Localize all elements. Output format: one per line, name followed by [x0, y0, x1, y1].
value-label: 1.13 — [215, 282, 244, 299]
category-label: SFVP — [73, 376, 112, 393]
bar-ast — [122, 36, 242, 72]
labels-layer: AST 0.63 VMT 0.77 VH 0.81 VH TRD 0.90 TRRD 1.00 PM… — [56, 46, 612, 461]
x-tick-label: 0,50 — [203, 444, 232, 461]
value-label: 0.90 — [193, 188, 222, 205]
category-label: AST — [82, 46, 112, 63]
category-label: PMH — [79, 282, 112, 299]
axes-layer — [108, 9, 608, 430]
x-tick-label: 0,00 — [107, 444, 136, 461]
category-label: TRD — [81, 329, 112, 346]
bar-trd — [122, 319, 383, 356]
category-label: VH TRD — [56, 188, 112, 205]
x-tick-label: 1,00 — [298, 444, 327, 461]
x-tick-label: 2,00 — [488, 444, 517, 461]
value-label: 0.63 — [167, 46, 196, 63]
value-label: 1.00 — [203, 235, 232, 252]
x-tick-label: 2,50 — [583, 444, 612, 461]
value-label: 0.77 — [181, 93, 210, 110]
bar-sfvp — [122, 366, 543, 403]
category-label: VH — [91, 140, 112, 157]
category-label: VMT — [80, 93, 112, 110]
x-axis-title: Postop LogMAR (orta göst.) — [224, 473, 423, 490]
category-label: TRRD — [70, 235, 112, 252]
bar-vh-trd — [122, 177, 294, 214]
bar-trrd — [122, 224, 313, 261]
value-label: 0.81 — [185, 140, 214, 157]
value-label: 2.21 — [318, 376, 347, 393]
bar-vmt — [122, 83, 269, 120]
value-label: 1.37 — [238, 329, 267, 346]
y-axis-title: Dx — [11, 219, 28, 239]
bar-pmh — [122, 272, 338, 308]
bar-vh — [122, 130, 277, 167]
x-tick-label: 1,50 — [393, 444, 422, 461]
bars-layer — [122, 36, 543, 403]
================
Exercise goal: Can you render each line of the entries above as a JSON list of strings, one string per line, with any blank lines left out?

In response:
[
  "Localize all elements. Output format: one per line, name followed by [x0, y0, x1, y1].",
  "value-label: 1.13 — [215, 282, 244, 299]",
  "category-label: SFVP — [73, 376, 112, 393]",
  "bar-ast — [122, 36, 242, 72]",
  "labels-layer: AST 0.63 VMT 0.77 VH 0.81 VH TRD 0.90 TRRD 1.00 PM… — [56, 46, 612, 461]",
  "x-tick-label: 0,50 — [203, 444, 232, 461]",
  "value-label: 0.90 — [193, 188, 222, 205]",
  "category-label: AST — [82, 46, 112, 63]",
  "category-label: PMH — [79, 282, 112, 299]",
  "axes-layer — [108, 9, 608, 430]",
  "x-tick-label: 0,00 — [107, 444, 136, 461]",
  "category-label: TRD — [81, 329, 112, 346]",
  "bar-trd — [122, 319, 383, 356]",
  "category-label: VH TRD — [56, 188, 112, 205]",
  "x-tick-label: 1,00 — [298, 444, 327, 461]",
  "x-tick-label: 2,00 — [488, 444, 517, 461]",
  "value-label: 0.63 — [167, 46, 196, 63]",
  "value-label: 1.00 — [203, 235, 232, 252]",
  "x-tick-label: 2,50 — [583, 444, 612, 461]",
  "value-label: 0.77 — [181, 93, 210, 110]",
  "bar-sfvp — [122, 366, 543, 403]",
  "category-label: VH — [91, 140, 112, 157]",
  "category-label: VMT — [80, 93, 112, 110]",
  "x-axis-title: Postop LogMAR (orta göst.) — [224, 473, 423, 490]",
  "category-label: TRRD — [70, 235, 112, 252]",
  "bar-vh-trd — [122, 177, 294, 214]",
  "bar-trrd — [122, 224, 313, 261]",
  "value-label: 0.81 — [185, 140, 214, 157]",
  "value-label: 2.21 — [318, 376, 347, 393]",
  "bar-vmt — [122, 83, 269, 120]",
  "value-label: 1.37 — [238, 329, 267, 346]",
  "y-axis-title: Dx — [11, 219, 28, 239]",
  "bar-pmh — [122, 272, 338, 308]",
  "bar-vh — [122, 130, 277, 167]",
  "x-tick-label: 1,50 — [393, 444, 422, 461]",
  "bars-layer — [122, 36, 543, 403]"
]